[WHAT YOU ARE ASKED TO DO]
All lines in which the word "学生活动" occurs are to be extracted.

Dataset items
»»
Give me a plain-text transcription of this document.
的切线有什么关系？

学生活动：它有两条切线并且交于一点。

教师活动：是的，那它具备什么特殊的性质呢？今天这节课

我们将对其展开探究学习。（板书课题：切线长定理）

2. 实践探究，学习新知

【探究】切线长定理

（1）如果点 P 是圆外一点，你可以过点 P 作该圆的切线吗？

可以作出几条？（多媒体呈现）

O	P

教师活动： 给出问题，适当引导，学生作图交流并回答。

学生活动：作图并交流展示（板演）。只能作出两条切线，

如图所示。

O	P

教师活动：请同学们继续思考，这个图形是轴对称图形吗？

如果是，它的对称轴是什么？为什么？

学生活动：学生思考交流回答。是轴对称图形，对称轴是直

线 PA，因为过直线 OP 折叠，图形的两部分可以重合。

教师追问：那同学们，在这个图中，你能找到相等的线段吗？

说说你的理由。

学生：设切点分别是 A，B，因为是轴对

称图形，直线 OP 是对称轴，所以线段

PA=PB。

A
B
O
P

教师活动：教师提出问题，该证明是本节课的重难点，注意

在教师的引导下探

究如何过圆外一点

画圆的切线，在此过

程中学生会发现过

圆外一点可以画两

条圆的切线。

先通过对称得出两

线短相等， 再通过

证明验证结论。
««
[WRITTEN SOLUTION]
学生活动：它有两条切线并且交于一点。
学生活动：作图并交流展示（板演）。只能作出两条切线，
学生活动：学生思考交流回答。是轴对称图形，对称轴是直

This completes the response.